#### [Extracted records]
>> START
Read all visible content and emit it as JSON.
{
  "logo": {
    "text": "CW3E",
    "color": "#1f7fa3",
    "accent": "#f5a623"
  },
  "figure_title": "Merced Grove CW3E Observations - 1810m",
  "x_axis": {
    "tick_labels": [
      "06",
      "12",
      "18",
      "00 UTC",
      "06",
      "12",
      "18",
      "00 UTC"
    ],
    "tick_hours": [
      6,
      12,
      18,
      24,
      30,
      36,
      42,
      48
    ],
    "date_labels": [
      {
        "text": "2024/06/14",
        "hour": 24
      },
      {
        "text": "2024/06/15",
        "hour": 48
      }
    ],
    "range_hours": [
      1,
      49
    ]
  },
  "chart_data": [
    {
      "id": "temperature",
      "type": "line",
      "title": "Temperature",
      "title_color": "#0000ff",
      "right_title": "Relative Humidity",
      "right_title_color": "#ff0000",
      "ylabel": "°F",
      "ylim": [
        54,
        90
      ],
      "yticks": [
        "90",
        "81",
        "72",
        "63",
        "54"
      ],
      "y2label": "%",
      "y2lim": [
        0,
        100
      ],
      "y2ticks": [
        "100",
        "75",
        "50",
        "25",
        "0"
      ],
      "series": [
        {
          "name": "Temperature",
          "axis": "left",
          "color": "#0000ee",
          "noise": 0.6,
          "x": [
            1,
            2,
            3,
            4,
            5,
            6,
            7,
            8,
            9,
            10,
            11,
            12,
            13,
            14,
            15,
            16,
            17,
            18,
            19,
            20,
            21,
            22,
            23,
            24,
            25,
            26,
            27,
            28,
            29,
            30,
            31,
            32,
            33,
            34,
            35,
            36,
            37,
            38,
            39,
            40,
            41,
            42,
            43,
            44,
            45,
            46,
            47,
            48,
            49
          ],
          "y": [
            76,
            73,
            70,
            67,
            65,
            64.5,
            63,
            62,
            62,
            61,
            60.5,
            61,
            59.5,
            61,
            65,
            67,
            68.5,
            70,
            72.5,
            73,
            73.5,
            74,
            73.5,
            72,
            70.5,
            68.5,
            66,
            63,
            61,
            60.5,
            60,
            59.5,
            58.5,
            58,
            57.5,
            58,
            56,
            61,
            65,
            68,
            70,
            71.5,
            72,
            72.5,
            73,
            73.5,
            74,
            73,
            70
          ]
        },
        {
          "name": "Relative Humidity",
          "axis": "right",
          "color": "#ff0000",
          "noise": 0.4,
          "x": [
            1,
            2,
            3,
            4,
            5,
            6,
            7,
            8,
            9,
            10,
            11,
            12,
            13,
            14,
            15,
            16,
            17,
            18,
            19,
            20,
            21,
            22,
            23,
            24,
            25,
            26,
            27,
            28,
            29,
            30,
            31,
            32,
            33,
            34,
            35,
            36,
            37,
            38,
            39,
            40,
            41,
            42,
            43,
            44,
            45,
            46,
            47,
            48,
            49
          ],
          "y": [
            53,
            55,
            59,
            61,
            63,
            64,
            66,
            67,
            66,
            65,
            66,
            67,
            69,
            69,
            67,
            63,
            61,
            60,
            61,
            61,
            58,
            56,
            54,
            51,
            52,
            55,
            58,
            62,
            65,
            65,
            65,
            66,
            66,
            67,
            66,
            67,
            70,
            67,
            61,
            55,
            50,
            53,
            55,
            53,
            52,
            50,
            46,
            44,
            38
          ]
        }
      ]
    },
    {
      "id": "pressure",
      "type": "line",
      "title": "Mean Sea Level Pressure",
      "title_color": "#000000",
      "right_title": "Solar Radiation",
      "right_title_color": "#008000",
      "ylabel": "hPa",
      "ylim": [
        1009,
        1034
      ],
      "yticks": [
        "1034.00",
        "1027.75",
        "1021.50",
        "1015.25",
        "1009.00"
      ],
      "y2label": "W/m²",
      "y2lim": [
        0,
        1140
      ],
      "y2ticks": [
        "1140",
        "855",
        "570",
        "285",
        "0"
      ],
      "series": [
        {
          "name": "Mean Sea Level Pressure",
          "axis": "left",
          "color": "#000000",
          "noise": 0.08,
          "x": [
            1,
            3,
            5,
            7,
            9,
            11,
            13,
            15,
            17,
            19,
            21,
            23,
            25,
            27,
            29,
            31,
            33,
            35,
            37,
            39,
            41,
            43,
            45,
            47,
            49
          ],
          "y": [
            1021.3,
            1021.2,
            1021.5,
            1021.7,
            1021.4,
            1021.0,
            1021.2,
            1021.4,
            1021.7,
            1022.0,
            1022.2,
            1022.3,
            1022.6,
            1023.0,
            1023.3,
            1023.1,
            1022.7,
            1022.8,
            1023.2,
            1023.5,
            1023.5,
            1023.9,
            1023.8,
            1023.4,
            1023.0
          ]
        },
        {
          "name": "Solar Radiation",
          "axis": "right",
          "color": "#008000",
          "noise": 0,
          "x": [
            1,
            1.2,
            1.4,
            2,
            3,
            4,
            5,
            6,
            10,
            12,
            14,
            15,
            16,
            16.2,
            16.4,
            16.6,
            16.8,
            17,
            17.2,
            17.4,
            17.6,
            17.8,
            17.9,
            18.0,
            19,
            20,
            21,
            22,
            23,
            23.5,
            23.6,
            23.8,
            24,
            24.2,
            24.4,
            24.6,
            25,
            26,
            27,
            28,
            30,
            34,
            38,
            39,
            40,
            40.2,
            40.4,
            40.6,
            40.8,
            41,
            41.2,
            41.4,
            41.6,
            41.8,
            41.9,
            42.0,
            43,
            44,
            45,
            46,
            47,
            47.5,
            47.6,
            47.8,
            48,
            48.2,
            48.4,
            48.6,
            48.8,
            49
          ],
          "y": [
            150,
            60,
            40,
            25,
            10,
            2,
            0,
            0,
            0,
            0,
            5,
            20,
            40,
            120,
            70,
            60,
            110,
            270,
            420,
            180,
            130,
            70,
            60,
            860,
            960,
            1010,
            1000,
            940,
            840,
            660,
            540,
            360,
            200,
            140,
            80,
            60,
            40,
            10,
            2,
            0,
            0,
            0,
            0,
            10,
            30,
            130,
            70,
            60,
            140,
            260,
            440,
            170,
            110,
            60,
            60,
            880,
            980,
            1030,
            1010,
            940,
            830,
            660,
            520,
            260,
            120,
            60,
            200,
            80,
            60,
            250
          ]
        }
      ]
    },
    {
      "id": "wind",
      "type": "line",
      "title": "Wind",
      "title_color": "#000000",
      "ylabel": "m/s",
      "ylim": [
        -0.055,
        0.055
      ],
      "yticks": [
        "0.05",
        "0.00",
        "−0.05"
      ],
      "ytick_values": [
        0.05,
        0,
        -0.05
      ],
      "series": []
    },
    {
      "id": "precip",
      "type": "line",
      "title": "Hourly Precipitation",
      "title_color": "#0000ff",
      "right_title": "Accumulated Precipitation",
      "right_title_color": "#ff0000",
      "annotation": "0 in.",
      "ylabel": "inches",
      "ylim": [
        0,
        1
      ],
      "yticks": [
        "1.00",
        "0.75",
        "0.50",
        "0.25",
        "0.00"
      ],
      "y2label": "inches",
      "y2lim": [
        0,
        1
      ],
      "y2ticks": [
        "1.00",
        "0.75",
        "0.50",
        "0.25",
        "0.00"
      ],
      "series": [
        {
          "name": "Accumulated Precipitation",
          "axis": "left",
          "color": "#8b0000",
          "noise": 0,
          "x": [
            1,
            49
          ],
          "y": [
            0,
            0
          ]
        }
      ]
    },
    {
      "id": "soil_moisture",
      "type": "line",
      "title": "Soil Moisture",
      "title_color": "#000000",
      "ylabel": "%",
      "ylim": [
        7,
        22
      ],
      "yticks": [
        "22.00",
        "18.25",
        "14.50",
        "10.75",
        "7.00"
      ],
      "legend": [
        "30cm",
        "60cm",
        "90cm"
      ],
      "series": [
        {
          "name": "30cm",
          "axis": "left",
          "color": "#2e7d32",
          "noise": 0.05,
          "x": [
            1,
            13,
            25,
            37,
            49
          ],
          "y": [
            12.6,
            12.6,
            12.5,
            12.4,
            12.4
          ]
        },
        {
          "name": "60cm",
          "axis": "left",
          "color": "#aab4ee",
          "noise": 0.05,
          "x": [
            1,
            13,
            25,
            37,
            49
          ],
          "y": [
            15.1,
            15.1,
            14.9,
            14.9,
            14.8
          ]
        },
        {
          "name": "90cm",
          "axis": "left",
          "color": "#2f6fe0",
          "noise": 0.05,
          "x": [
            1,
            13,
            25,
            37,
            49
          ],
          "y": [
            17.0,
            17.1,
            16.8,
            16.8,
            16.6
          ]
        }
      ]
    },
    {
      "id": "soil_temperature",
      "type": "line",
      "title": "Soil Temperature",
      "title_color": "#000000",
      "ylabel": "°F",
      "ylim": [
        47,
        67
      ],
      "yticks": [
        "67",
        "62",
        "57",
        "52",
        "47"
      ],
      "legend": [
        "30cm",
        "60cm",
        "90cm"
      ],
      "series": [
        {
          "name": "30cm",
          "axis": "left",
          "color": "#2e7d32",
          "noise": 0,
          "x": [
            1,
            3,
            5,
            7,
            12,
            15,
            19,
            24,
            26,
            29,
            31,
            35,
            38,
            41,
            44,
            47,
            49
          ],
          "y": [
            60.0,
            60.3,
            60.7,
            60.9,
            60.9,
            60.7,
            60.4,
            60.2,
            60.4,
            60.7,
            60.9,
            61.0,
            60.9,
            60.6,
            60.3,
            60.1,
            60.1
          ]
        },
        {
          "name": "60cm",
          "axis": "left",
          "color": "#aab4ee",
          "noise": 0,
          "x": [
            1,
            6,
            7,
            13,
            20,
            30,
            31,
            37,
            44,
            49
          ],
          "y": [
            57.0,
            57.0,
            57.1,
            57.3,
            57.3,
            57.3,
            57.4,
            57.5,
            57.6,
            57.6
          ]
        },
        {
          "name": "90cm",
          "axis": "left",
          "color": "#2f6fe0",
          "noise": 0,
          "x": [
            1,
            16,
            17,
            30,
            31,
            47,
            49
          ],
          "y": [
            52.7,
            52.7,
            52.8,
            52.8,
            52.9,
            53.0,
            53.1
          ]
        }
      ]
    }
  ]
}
>> END
#### [Task statement]
Report all lines of the data above that include the string "Solar".

#### [Expected output]
      "right_title": "Solar Radiation",
          "name": "Solar Radiation",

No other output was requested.